### Problem to solve
Go through the records and extract every line with the word "käytöstä".

[Collection entries]
────────────────────────────────────────
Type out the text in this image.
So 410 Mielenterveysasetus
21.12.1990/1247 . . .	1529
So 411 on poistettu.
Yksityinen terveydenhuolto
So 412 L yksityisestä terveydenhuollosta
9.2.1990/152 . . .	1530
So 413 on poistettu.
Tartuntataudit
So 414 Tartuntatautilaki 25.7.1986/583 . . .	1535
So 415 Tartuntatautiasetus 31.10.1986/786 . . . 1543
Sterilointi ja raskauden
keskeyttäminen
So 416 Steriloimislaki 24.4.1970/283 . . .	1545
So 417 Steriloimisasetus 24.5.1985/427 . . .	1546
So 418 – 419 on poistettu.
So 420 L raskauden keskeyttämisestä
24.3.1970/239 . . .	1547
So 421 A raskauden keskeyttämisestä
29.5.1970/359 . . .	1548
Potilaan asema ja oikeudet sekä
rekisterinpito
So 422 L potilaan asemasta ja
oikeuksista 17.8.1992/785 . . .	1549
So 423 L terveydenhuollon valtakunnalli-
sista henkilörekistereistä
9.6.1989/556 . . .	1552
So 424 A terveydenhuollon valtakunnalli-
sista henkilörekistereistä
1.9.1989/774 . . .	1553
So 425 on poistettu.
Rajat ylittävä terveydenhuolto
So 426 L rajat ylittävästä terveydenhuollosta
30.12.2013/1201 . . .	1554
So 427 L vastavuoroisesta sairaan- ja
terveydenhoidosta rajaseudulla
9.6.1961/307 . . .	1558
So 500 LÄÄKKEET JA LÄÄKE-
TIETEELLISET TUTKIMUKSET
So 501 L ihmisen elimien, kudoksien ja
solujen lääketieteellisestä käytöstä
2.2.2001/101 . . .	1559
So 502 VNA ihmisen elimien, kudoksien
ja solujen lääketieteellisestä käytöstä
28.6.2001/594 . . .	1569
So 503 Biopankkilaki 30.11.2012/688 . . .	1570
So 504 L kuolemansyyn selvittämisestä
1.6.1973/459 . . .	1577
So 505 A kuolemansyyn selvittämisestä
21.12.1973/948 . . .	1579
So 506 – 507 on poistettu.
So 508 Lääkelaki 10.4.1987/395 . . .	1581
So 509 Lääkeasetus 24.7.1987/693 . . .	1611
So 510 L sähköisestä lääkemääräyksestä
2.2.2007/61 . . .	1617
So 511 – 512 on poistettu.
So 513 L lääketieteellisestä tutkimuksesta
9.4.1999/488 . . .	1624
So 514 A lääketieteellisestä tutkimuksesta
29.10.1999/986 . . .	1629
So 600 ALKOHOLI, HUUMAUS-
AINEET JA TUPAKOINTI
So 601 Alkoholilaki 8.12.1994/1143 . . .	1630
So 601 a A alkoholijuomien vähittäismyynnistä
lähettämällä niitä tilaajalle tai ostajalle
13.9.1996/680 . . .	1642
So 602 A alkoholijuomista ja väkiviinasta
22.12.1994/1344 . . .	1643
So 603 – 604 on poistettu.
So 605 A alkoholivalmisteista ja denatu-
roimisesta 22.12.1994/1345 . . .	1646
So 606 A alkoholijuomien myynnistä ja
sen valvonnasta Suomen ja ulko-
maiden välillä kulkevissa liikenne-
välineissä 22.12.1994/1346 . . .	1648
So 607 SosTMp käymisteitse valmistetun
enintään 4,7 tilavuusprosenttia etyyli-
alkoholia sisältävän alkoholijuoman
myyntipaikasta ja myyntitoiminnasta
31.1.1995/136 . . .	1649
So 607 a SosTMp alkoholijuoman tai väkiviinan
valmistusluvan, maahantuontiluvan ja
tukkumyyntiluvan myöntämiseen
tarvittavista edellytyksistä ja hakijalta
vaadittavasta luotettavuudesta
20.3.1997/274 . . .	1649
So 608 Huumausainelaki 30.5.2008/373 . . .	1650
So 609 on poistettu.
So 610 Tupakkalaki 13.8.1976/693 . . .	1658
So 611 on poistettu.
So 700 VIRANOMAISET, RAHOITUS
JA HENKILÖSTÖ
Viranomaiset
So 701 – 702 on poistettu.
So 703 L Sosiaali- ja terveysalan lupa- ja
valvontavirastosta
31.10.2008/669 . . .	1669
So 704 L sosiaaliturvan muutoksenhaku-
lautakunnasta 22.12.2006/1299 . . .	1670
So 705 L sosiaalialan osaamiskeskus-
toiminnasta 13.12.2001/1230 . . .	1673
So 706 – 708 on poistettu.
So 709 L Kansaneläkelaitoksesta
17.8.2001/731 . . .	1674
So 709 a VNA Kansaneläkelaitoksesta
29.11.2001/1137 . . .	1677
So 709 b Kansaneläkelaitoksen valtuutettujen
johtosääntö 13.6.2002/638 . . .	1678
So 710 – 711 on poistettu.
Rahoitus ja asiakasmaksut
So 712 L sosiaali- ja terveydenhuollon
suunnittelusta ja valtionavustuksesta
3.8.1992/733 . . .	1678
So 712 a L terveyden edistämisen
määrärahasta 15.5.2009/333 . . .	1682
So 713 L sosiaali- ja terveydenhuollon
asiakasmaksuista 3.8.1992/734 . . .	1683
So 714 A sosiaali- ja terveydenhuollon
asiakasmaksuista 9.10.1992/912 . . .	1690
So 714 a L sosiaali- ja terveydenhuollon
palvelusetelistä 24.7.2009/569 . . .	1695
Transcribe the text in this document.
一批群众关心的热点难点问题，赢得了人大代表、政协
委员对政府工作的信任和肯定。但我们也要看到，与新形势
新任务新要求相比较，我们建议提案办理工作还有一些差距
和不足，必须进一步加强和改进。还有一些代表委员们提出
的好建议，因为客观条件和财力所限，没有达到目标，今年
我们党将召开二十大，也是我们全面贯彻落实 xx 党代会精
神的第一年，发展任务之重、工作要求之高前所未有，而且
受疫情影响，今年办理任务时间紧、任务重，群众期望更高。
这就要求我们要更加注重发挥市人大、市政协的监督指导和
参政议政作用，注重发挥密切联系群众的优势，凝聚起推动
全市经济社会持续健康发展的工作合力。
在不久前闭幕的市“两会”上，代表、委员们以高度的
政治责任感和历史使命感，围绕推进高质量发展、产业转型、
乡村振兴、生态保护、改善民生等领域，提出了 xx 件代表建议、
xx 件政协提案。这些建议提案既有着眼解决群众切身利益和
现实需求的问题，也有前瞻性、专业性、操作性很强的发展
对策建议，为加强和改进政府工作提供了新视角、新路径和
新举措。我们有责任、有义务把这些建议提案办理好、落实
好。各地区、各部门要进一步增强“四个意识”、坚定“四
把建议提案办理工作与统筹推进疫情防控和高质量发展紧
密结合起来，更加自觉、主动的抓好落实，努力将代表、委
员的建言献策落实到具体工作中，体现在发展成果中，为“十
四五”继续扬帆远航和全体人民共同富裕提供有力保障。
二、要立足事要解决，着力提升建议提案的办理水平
────────────────────────────────────────
### Result of this task
solujen lääketieteellisestä käytöstä
ja solujen lääketieteellisestä käytöstä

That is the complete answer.